Your task:
Will you transcribe the entries that follow, exactly and in full?

Recorded data
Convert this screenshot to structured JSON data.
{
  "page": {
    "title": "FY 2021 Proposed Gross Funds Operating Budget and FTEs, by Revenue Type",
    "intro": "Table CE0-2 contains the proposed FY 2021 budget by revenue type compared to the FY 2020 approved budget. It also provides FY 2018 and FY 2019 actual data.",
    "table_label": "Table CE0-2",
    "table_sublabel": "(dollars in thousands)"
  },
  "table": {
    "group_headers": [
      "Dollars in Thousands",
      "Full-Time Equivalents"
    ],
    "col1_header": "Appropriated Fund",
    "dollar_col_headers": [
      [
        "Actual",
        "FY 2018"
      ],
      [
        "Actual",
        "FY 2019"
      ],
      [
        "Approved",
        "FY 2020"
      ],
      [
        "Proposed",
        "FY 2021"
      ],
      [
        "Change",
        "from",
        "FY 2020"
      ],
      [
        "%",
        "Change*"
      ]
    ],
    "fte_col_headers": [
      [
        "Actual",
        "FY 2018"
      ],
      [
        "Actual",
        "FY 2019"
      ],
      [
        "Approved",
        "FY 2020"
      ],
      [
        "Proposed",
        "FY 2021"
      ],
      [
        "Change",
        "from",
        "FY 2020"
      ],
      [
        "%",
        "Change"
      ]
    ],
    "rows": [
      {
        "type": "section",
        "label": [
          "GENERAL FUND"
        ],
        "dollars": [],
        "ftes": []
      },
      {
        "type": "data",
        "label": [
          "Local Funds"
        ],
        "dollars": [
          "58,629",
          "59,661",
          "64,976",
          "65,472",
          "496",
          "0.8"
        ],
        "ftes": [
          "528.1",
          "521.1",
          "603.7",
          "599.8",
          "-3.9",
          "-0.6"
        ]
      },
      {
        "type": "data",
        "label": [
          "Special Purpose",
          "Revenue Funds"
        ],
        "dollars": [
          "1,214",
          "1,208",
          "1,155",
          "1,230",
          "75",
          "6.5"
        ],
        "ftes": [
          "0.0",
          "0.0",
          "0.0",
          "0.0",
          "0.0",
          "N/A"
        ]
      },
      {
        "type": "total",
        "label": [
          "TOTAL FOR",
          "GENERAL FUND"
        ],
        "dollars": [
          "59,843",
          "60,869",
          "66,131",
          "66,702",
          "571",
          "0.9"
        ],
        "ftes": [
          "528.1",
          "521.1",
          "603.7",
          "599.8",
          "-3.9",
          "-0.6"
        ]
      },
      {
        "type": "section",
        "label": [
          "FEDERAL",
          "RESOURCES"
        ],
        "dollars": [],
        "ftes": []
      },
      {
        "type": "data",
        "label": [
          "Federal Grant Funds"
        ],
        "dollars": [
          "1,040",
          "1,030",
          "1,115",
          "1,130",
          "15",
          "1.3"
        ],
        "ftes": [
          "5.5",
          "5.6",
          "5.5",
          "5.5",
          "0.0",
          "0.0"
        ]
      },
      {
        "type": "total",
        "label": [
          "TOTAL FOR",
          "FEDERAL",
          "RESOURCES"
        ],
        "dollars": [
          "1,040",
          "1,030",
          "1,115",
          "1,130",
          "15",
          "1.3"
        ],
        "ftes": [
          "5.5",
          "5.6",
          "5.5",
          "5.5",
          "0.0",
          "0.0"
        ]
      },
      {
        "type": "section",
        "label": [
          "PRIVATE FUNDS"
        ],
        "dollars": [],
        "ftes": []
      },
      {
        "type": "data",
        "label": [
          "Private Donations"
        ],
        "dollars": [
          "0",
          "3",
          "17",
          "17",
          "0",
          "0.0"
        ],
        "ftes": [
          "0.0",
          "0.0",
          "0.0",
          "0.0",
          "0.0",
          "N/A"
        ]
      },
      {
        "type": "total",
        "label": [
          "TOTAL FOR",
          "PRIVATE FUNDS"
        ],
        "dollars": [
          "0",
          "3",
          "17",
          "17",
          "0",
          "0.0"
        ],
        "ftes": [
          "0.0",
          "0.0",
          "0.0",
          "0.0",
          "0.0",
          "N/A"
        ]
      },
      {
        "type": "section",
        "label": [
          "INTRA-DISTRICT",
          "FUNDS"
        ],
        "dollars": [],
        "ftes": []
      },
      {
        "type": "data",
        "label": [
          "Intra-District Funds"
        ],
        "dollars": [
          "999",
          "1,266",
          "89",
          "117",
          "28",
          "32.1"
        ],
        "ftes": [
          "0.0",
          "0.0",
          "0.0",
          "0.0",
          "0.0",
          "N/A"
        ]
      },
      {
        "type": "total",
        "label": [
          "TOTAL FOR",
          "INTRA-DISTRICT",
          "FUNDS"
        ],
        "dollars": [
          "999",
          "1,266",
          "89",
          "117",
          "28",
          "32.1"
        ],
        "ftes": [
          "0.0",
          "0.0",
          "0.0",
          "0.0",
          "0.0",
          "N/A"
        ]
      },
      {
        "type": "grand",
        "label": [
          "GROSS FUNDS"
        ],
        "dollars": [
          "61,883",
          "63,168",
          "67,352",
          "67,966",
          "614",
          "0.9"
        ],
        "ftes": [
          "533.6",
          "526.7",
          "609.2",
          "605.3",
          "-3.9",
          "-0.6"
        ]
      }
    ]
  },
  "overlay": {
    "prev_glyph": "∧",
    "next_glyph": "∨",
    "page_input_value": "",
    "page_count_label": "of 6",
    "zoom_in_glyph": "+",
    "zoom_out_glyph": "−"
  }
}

Expected answer:
Convert this screenshot to structured JSON data.
{
  "page": {
    "title": "FY 2021 Proposed Gross Funds Operating Budget and FTEs, by Revenue Type",
    "intro": "Table CE0-2 contains the proposed FY 2021 budget by revenue type compared to the FY 2020 approved budget. It also provides FY 2018 and FY 2019 actual data.",
    "table_label": "Table CE0-2",
    "table_sublabel": "(dollars in thousands)"
  },
  "table": {
    "group_headers": [
      "Dollars in Thousands",
      "Full-Time Equivalents"
    ],
    "col1_header": "Appropriated Fund",
    "dollar_col_headers": [
      [
        "Actual",
        "FY 2018"
      ],
      [
        "Actual",
        "FY 2019"
      ],
      [
        "Approved",
        "FY 2020"
      ],
      [
        "Proposed",
        "FY 2021"
      ],
      [
        "Change",
        "from",
        "FY 2020"
      ],
      [
        "%",
        "Change*"
      ]
    ],
    "fte_col_headers": [
      [
        "Actual",
        "FY 2018"
      ],
      [
        "Actual",
        "FY 2019"
      ],
      [
        "Approved",
        "FY 2020"
      ],
      [
        "Proposed",
        "FY 2021"
      ],
      [
        "Change",
        "from",
        "FY 2020"
      ],
      [
        "%",
        "Change"
      ]
    ],
    "rows": [
      {
        "type": "section",
        "label": [
          "GENERAL FUND"
        ],
        "dollars": [],
        "ftes": []
      },
      {
        "type": "data",
        "label": [
          "Local Funds"
        ],
        "dollars": [
          "58,629",
          "59,661",
          "64,976",
          "65,472",
          "496",
          "0.8"
        ],
        "ftes": [
          "528.1",
          "521.1",
          "603.7",
          "599.8",
          "-3.9",
          "-0.6"
        ]
      },
      {
        "type": "data",
        "label": [
          "Special Purpose",
          "Revenue Funds"
        ],
        "dollars": [
          "1,214",
          "1,208",
          "1,155",
          "1,230",
          "75",
          "6.5"
        ],
        "ftes": [
          "0.0",
          "0.0",
          "0.0",
          "0.0",
          "0.0",
          "N/A"
        ]
      },
      {
        "type": "total",
        "label": [
          "TOTAL FOR",
          "GENERAL FUND"
        ],
        "dollars": [
          "59,843",
          "60,869",
          "66,131",
          "66,702",
          "571",
          "0.9"
        ],
        "ftes": [
          "528.1",
          "521.1",
          "603.7",
          "599.8",
          "-3.9",
          "-0.6"
        ]
      },
      {
        "type": "section",
        "label": [
          "FEDERAL",
          "RESOURCES"
        ],
        "dollars": [],
        "ftes": []
      },
      {
        "type": "data",
        "label": [
          "Federal Grant Funds"
        ],
        "dollars": [
          "1,040",
          "1,030",
          "1,115",
          "1,130",
          "15",
          "1.3"
        ],
        "ftes": [
          "5.5",
          "5.6",
          "5.5",
          "5.5",
          "0.0",
          "0.0"
        ]
      },
      {
        "type": "total",
        "label": [
          "TOTAL FOR",
          "FEDERAL",
          "RESOURCES"
        ],
        "dollars": [
          "1,040",
          "1,030",
          "1,115",
          "1,130",
          "15",
          "1.3"
        ],
        "ftes": [
          "5.5",
          "5.6",
          "5.5",
          "5.5",
          "0.0",
          "0.0"
        ]
      },
      {
        "type": "section",
        "label": [
          "PRIVATE FUNDS"
        ],
        "dollars": [],
        "ftes": []
      },
      {
        "type": "data",
        "label": [
          "Private Donations"
        ],
        "dollars": [
          "0",
          "3",
          "17",
          "17",
          "0",
          "0.0"
        ],
        "ftes": [
          "0.0",
          "0.0",
          "0.0",
          "0.0",
          "0.0",
          "N/A"
        ]
      },
      {
        "type": "total",
        "label": [
          "TOTAL FOR",
          "PRIVATE FUNDS"
        ],
        "dollars": [
          "0",
          "3",
          "17",
          "17",
          "0",
          "0.0"
        ],
        "ftes": [
          "0.0",
          "0.0",
          "0.0",
          "0.0",
          "0.0",
          "N/A"
        ]
      },
      {
        "type": "section",
        "label": [
          "INTRA-DISTRICT",
          "FUNDS"
        ],
        "dollars": [],
        "ftes": []
      },
      {
        "type": "data",
        "label": [
          "Intra-District Funds"
        ],
        "dollars": [
          "999",
          "1,266",
          "89",
          "117",
          "28",
          "32.1"
        ],
        "ftes": [
          "0.0",
          "0.0",
          "0.0",
          "0.0",
          "0.0",
          "N/A"
        ]
      },
      {
        "type": "total",
        "label": [
          "TOTAL FOR",
          "INTRA-DISTRICT",
          "FUNDS"
        ],
        "dollars": [
          "999",
          "1,266",
          "89",
          "117",
          "28",
          "32.1"
        ],
        "ftes": [
          "0.0",
          "0.0",
          "0.0",
          "0.0",
          "0.0",
          "N/A"
        ]
      },
      {
        "type": "grand",
        "label": [
          "GROSS FUNDS"
        ],
        "dollars": [
          "61,883",
          "63,168",
          "67,352",
          "67,966",
          "614",
          "0.9"
        ],
        "ftes": [
          "533.6",
          "526.7",
          "609.2",
          "605.3",
          "-3.9",
          "-0.6"
        ]
      }
    ]
  },
  "overlay": {
    "prev_glyph": "∧",
    "next_glyph": "∨",
    "page_input_value": "",
    "page_count_label": "of 6",
    "zoom_in_glyph": "+",
    "zoom_out_glyph": "−"
  }
}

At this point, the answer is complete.